SET PROBLEM |
Scan the listing below and copy every line holding "Current".

SUPPLIED DATA |
********

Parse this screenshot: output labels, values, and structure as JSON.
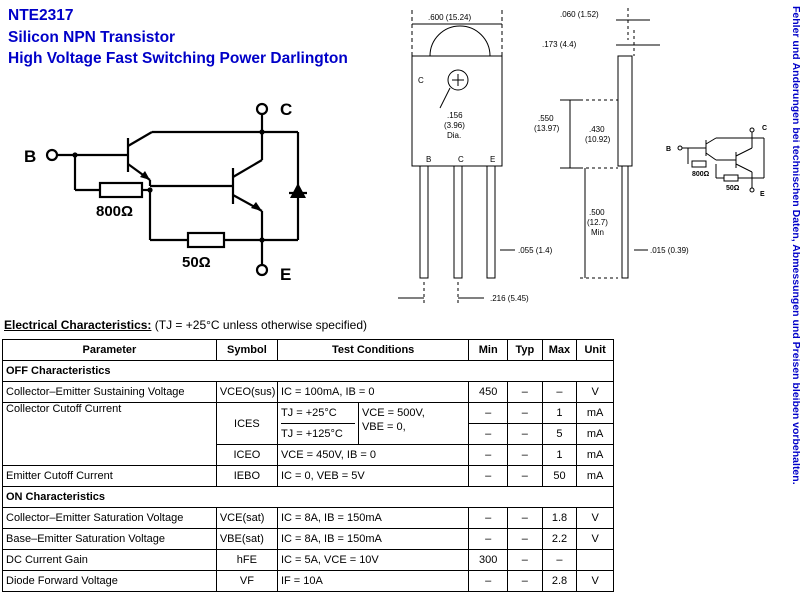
{
  "title": {
    "part": "NTE2317",
    "line2": "Silicon NPN Transistor",
    "line3": "High Voltage Fast Switching Power Darlington"
  },
  "side_note": "Fehler und Änderungen bei technischen Daten, Abmessungen und Preisen bleiben vorbehalten.",
  "schematic": {
    "pin_b": "B",
    "pin_c": "C",
    "pin_e": "E",
    "r1": "800Ω",
    "r2": "50Ω"
  },
  "package": {
    "width": ".600 (15.24)",
    "thick": ".060 (1.52)",
    "tab": ".173 (4.4)",
    "hole": ".156",
    "hole_mm": "(3.96)",
    "hole_dia": "Dia.",
    "h1": ".550",
    "h1_mm": "(13.97)",
    "h2": ".430",
    "h2_mm": "(10.92)",
    "lead_len": ".500",
    "lead_len_mm": "(12.7)",
    "lead_len_min": "Min",
    "lead_w": ".055 (1.4)",
    "lead_t": ".015 (0.39)",
    "pitch": ".216 (5.45)",
    "pin_c_top": "C",
    "pins": [
      "B",
      "C",
      "E"
    ]
  },
  "mini_schematic": {
    "b": "B",
    "c": "C",
    "e": "E",
    "r1": "800Ω",
    "r2": "50Ω"
  },
  "electrical": {
    "heading": "Electrical Characteristics:",
    "condition": "(TJ = +25°C unless otherwise specified)",
    "headers": [
      "Parameter",
      "Symbol",
      "Test Conditions",
      "Min",
      "Typ",
      "Max",
      "Unit"
    ],
    "off_section": "OFF Characteristics",
    "on_section": "ON Characteristics",
    "dash": "–",
    "rows": {
      "vceo": {
        "param": "Collector–Emitter Sustaining Voltage",
        "sym": "VCEO(sus)",
        "cond": "IC = 100mA, IB = 0",
        "min": "450",
        "typ": "–",
        "max": "–",
        "unit": "V"
      },
      "ices": {
        "param": "Collector Cutoff Current",
        "sym": "ICES",
        "cond_a": "TJ = +25°C",
        "cond_b": "TJ = +125°C",
        "cond_v": "VCE = 500V,",
        "cond_v2": "VBE = 0,",
        "min_a": "–",
        "typ_a": "–",
        "max_a": "1",
        "unit_a": "mA",
        "min_b": "–",
        "typ_b": "–",
        "max_b": "5",
        "unit_b": "mA"
      },
      "iceo": {
        "sym": "ICEO",
        "cond": "VCE = 450V, IB = 0",
        "min": "–",
        "typ": "–",
        "max": "1",
        "unit": "mA"
      },
      "iebo": {
        "param": "Emitter Cutoff Current",
        "sym": "IEBO",
        "cond": "IC = 0, VEB = 5V",
        "min": "–",
        "typ": "–",
        "max": "50",
        "unit": "mA"
      },
      "vcesat": {
        "param": "Collector–Emitter Saturation Voltage",
        "sym": "VCE(sat)",
        "cond": "IC = 8A, IB = 150mA",
        "min": "–",
        "typ": "–",
        "max": "1.8",
        "unit": "V"
      },
      "vbesat": {
        "param": "Base–Emitter Saturation Voltage",
        "sym": "VBE(sat)",
        "cond": "IC = 8A, IB = 150mA",
        "min": "–",
        "typ": "–",
        "max": "2.2",
        "unit": "V"
      },
      "hfe": {
        "param": "DC Current Gain",
        "sym": "hFE",
        "cond": "IC = 5A, VCE = 10V",
        "min": "300",
        "typ": "–",
        "max": "–",
        "unit": ""
      },
      "vf": {
        "param": "Diode Forward Voltage",
        "sym": "VF",
        "cond": "IF = 10A",
        "min": "–",
        "typ": "–",
        "max": "2.8",
        "unit": "V"
      }
    }
  }
}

********

FULL ANSWER |
        "param": "Collector Cutoff Current",
        "param": "Emitter Cutoff Current",
        "param": "DC Current Gain",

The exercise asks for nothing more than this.